* **JOB**: Pick out each line with the word "خوشحال" from the material that follows.

* Begin GIVEN RECORDS *

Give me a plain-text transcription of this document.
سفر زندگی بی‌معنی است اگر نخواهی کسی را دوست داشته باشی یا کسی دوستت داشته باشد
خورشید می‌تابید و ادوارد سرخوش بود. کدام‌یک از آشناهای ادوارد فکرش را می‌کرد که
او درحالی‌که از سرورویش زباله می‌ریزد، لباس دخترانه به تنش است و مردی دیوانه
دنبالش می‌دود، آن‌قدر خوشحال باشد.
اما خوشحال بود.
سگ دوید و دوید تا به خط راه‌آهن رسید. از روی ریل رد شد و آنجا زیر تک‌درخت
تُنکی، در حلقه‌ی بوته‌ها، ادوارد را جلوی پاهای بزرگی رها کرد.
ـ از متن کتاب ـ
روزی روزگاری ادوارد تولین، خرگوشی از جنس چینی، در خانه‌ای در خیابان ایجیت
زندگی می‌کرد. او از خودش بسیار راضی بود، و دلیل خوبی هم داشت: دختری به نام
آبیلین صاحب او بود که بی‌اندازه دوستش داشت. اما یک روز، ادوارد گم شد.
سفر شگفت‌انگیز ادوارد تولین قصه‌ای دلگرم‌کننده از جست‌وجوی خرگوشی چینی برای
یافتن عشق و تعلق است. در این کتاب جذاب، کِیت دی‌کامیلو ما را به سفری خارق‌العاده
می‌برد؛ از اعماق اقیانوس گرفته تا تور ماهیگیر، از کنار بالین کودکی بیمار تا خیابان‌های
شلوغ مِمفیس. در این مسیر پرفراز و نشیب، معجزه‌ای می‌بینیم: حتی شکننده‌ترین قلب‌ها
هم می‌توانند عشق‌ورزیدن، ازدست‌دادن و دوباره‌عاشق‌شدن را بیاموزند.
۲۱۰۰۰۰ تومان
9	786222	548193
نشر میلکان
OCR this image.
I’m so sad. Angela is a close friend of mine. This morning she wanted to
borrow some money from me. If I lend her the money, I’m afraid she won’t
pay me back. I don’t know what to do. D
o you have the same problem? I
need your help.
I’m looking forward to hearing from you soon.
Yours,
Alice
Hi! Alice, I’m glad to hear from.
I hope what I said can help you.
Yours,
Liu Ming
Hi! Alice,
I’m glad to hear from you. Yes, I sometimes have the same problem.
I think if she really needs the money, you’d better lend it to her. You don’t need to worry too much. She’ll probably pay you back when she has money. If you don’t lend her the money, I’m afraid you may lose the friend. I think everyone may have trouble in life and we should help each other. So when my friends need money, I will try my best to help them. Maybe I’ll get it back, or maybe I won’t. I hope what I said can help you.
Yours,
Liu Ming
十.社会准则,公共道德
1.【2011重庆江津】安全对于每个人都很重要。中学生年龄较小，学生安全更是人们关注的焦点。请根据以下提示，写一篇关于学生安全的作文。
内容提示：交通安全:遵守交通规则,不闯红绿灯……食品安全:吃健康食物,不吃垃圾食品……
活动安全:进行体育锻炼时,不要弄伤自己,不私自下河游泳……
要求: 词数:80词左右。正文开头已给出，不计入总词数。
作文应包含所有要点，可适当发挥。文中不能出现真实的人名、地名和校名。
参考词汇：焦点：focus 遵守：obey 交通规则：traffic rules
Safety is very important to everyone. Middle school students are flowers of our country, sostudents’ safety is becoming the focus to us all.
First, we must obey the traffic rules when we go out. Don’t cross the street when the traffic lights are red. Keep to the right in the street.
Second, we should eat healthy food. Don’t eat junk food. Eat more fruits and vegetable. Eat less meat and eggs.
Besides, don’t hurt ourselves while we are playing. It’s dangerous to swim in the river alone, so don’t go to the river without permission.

* End GIVEN RECORDS *

* **FULL SOLUTION**:
دنبالش می‌دود، آن‌قدر خوشحال باشد.
اما خوشحال بود.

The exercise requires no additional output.